▶ **WHAT YOU NEED TO DO**
Restate each of the lines given below, word for word.

[Data records]
· · · · · · ·
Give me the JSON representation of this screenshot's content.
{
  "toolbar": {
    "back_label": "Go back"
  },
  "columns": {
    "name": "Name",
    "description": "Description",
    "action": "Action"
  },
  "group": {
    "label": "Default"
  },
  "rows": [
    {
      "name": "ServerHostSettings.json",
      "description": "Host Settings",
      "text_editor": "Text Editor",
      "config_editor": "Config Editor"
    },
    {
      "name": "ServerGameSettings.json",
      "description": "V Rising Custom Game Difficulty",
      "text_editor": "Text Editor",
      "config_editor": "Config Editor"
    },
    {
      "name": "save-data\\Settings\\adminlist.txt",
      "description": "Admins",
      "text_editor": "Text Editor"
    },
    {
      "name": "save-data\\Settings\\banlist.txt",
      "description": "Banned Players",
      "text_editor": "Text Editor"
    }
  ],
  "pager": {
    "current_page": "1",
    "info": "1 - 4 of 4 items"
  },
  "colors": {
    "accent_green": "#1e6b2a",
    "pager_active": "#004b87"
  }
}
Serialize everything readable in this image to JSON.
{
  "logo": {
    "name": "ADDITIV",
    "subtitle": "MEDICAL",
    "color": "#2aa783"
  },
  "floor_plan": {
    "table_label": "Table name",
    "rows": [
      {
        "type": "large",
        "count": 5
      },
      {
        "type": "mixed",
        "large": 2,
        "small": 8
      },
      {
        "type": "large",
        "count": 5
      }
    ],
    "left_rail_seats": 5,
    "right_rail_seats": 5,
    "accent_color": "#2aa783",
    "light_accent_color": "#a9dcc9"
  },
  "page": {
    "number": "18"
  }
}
· · · · · · ·
▶ **TASK SOLUTION**
Give me the JSON representation of this screenshot's content.
{
  "toolbar": {
    "back_label": "Go back"
  },
  "columns": {
    "name": "Name",
    "description": "Description",
    "action": "Action"
  },
  "group": {
    "label": "Default"
  },
  "rows": [
    {
      "name": "ServerHostSettings.json",
      "description": "Host Settings",
      "text_editor": "Text Editor",
      "config_editor": "Config Editor"
    },
    {
      "name": "ServerGameSettings.json",
      "description": "V Rising Custom Game Difficulty",
      "text_editor": "Text Editor",
      "config_editor": "Config Editor"
    },
    {
      "name": "save-data\\Settings\\adminlist.txt",
      "description": "Admins",
      "text_editor": "Text Editor"
    },
    {
      "name": "save-data\\Settings\\banlist.txt",
      "description": "Banned Players",
      "text_editor": "Text Editor"
    }
  ],
  "pager": {
    "current_page": "1",
    "info": "1 - 4 of 4 items"
  },
  "colors": {
    "accent_green": "#1e6b2a",
    "pager_active": "#004b87"
  }
}
Serialize everything readable in this image to JSON.
{
  "logo": {
    "name": "ADDITIV",
    "subtitle": "MEDICAL",
    "color": "#2aa783"
  },
  "floor_plan": {
    "table_label": "Table name",
    "rows": [
      {
        "type": "large",
        "count": 5
      },
      {
        "type": "mixed",
        "large": 2,
        "small": 8
      },
      {
        "type": "large",
        "count": 5
      }
    ],
    "left_rail_seats": 5,
    "right_rail_seats": 5,
    "accent_color": "#2aa783",
    "light_accent_color": "#a9dcc9"
  },
  "page": {
    "number": "18"
  }
}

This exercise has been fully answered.